WHAT TO WORK ON – Pull out from the material below all lines with "name".

Extracted data entries:
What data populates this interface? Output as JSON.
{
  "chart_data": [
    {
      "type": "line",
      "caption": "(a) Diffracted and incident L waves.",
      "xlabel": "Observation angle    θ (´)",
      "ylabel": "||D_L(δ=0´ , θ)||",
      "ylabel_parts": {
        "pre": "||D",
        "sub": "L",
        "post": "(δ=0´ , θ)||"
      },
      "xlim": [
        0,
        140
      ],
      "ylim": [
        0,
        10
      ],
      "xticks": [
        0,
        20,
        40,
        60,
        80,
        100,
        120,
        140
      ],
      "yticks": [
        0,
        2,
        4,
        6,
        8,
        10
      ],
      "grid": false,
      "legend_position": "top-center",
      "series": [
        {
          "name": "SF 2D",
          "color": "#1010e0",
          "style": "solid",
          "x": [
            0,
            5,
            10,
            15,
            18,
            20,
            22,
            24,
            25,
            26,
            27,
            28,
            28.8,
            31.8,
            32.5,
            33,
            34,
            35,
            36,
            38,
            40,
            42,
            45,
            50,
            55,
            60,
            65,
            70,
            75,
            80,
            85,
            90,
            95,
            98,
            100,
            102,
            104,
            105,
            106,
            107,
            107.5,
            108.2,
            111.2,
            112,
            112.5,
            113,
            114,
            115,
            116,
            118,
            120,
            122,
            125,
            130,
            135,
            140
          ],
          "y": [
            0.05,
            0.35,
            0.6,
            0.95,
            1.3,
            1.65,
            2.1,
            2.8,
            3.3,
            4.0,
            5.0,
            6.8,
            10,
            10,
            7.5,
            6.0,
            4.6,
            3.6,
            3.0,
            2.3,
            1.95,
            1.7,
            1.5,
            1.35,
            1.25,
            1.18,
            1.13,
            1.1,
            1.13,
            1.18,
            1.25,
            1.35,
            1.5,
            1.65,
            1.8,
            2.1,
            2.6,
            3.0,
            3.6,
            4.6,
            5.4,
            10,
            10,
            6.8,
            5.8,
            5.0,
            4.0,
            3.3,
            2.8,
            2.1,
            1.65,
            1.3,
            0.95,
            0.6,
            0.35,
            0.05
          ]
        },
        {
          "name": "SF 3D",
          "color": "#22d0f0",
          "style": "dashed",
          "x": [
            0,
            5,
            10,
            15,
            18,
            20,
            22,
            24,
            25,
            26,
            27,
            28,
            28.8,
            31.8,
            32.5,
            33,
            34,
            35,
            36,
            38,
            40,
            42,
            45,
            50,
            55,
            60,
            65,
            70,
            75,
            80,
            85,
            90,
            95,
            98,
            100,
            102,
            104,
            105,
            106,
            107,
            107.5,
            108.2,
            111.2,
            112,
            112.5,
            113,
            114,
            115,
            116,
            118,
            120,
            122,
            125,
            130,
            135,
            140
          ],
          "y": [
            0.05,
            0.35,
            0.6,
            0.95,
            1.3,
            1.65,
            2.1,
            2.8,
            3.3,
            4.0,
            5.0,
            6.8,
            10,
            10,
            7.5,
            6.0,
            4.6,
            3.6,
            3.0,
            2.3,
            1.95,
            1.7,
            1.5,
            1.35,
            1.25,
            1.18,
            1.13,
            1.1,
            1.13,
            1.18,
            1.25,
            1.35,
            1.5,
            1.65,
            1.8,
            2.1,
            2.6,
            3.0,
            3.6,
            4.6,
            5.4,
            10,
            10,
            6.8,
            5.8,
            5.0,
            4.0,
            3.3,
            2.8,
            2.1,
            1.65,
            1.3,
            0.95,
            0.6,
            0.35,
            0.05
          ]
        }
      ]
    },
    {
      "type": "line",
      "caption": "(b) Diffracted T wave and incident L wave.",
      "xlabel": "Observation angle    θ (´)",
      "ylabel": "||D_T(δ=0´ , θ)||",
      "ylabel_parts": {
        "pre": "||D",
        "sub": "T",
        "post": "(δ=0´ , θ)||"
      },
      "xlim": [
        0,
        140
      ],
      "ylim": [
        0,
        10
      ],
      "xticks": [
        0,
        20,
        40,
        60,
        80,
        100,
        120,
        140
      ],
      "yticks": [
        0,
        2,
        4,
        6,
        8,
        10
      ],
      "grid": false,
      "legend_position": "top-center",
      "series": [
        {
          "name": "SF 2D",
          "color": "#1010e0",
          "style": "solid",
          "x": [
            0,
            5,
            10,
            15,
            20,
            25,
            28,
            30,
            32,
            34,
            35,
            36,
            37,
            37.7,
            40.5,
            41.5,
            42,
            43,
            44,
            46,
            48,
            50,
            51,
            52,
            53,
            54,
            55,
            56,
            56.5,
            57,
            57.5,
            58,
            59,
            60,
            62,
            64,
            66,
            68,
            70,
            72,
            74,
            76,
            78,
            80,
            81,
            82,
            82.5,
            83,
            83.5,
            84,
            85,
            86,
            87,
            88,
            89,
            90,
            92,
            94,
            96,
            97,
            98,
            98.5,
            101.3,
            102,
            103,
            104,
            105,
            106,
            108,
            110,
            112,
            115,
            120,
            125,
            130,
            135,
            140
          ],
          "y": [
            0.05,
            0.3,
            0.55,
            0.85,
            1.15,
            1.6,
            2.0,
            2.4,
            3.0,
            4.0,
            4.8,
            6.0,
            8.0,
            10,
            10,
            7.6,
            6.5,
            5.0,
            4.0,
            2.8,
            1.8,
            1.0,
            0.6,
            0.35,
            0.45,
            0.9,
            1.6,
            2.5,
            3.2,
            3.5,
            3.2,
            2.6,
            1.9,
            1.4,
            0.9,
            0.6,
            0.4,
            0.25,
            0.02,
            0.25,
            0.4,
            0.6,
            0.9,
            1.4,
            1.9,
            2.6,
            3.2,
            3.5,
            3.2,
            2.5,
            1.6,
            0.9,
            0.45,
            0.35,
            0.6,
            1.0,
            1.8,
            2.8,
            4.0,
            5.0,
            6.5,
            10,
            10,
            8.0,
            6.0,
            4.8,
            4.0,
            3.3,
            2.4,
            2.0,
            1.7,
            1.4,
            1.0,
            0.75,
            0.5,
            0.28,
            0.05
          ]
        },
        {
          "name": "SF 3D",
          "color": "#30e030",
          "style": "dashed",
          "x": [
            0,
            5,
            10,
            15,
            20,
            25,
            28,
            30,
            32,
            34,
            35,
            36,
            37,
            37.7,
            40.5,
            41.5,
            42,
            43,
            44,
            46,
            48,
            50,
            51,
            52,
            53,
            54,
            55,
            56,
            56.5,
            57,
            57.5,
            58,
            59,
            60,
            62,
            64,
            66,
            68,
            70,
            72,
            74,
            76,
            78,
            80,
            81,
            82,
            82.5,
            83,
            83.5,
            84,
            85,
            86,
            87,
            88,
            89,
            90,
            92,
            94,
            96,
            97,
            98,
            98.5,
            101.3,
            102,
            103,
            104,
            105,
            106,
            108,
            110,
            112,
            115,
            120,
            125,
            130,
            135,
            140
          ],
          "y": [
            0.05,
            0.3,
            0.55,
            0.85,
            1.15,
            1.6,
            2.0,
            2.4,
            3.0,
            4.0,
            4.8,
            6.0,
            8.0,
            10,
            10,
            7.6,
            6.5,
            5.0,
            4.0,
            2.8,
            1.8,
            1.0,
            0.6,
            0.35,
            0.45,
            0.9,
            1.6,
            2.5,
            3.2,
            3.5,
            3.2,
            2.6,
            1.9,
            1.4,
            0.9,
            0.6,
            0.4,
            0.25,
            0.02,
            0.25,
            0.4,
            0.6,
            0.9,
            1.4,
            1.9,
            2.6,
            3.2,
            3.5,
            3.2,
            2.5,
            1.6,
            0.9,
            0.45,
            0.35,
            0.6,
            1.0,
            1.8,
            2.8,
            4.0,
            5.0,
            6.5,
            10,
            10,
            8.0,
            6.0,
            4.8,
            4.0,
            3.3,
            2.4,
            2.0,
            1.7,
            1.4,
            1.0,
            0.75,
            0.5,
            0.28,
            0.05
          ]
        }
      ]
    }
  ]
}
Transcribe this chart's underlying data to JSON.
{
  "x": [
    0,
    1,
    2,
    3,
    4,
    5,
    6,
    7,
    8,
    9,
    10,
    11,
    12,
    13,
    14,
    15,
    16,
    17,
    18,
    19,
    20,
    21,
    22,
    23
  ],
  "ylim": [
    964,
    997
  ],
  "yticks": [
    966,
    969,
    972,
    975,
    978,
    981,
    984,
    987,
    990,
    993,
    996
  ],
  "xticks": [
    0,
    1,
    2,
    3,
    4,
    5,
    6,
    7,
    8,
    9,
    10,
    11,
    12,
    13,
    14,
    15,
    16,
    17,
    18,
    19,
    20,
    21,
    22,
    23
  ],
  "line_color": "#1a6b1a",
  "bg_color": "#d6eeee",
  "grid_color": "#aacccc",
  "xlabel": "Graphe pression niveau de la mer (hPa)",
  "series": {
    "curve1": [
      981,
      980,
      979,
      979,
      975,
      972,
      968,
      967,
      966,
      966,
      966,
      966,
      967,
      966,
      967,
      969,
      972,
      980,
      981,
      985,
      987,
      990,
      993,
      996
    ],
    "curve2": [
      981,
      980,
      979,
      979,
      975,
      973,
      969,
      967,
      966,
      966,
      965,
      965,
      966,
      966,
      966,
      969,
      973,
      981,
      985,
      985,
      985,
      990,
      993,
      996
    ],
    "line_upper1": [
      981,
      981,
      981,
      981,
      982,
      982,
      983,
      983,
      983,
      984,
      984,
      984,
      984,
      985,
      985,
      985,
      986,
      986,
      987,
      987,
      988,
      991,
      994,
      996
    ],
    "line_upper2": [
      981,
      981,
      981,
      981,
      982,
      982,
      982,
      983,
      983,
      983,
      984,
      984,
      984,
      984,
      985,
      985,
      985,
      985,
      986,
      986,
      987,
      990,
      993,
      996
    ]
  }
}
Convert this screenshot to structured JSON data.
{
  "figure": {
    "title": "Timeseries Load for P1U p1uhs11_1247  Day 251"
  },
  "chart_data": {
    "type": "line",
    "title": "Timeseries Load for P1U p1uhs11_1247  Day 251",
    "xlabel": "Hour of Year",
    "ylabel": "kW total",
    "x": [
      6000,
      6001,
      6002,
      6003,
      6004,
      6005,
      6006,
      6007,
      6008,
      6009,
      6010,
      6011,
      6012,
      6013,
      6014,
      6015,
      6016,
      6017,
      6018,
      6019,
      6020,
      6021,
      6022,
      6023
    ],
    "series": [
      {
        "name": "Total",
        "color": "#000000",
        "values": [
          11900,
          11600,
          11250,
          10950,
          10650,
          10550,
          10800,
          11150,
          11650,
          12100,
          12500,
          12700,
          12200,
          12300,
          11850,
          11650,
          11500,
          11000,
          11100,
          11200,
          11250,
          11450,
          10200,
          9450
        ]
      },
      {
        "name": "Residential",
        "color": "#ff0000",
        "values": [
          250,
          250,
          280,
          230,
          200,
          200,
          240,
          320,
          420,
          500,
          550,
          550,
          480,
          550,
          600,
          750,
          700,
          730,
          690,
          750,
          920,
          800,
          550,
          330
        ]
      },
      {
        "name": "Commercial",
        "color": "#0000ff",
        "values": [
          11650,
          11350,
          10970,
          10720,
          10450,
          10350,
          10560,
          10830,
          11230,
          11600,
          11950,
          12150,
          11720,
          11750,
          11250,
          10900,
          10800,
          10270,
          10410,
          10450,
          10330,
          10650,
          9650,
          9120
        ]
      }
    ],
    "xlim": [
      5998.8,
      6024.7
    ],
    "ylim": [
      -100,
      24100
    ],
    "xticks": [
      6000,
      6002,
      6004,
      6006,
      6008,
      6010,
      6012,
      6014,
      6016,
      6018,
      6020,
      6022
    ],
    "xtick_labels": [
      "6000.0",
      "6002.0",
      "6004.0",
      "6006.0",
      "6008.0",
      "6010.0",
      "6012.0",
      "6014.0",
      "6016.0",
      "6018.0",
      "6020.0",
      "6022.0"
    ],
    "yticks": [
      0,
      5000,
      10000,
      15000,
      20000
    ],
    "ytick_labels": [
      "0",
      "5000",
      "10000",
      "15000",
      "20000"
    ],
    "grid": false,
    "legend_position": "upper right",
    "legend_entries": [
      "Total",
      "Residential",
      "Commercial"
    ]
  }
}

OUTPUT FOR THIS EXERCISE –
          "name": "SF 2D",
          "name": "SF 3D",
          "name": "SF 2D",
          "name": "SF 3D",
        "name": "Total",
        "name": "Residential",
        "name": "Commercial",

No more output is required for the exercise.